Data excerpts
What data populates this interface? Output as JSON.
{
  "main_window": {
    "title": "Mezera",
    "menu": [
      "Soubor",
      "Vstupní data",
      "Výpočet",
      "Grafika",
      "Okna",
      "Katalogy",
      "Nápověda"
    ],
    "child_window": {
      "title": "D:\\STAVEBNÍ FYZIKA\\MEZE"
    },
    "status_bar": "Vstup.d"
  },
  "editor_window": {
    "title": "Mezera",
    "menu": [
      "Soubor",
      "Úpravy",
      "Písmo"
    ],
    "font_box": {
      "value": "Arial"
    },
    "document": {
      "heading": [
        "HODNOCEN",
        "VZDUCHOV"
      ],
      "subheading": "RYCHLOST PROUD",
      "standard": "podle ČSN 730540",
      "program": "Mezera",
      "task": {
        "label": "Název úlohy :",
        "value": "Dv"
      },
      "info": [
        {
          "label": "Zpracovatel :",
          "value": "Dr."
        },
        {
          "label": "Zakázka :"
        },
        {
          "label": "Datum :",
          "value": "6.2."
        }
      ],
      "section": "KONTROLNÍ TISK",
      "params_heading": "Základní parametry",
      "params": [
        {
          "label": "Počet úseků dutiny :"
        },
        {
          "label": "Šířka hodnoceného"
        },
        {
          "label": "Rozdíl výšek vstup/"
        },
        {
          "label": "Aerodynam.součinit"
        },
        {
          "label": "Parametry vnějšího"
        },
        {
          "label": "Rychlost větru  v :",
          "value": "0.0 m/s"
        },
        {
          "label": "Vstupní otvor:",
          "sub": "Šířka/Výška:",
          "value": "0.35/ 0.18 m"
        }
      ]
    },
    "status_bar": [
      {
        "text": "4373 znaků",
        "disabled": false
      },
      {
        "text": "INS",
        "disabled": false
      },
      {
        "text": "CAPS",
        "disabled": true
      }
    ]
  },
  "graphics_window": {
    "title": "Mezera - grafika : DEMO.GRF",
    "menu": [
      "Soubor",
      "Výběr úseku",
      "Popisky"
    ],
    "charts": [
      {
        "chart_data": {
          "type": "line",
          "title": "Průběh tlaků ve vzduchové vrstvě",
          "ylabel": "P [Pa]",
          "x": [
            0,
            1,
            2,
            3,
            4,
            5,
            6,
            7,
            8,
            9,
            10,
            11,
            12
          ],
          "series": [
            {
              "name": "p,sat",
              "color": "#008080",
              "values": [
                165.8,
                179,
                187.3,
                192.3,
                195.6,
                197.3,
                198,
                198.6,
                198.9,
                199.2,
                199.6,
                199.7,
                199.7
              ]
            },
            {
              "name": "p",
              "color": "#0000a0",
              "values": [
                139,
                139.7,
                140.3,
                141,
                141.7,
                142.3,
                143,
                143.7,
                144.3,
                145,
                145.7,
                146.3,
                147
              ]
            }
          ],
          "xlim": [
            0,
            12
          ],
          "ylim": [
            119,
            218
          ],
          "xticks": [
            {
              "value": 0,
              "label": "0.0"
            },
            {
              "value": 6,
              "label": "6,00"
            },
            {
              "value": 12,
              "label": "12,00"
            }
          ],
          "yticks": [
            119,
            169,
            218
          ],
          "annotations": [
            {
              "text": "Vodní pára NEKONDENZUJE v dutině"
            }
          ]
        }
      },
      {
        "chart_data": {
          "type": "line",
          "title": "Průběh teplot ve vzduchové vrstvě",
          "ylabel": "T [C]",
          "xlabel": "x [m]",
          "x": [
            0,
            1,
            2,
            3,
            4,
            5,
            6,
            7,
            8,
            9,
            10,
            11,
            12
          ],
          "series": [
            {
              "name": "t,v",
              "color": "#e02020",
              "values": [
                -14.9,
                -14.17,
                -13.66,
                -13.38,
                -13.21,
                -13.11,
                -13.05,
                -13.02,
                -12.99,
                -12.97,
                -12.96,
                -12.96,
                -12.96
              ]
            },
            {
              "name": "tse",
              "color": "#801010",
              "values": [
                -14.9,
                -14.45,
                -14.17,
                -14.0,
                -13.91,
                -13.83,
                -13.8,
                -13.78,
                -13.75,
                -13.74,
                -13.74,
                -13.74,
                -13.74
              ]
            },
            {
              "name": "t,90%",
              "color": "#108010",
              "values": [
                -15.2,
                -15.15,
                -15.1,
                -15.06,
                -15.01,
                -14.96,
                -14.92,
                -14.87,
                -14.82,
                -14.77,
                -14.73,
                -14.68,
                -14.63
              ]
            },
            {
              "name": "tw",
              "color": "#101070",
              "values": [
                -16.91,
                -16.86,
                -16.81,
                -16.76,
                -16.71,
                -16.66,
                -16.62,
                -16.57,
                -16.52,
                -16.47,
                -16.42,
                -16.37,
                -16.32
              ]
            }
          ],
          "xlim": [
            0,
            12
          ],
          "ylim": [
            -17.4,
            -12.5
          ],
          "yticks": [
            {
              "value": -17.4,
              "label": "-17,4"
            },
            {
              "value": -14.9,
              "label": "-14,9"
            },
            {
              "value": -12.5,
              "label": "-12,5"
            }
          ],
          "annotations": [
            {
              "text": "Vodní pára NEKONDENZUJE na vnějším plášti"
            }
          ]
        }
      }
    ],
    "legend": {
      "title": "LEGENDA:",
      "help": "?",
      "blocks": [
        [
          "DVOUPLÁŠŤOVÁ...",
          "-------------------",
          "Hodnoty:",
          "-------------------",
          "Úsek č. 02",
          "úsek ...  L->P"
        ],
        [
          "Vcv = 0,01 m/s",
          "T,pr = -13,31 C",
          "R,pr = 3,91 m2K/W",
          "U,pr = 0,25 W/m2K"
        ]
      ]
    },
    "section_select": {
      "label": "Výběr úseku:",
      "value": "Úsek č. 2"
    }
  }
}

### Written problem
State, as a bare number, how many lines of the listing hold the word "Průběh".

### Task result
2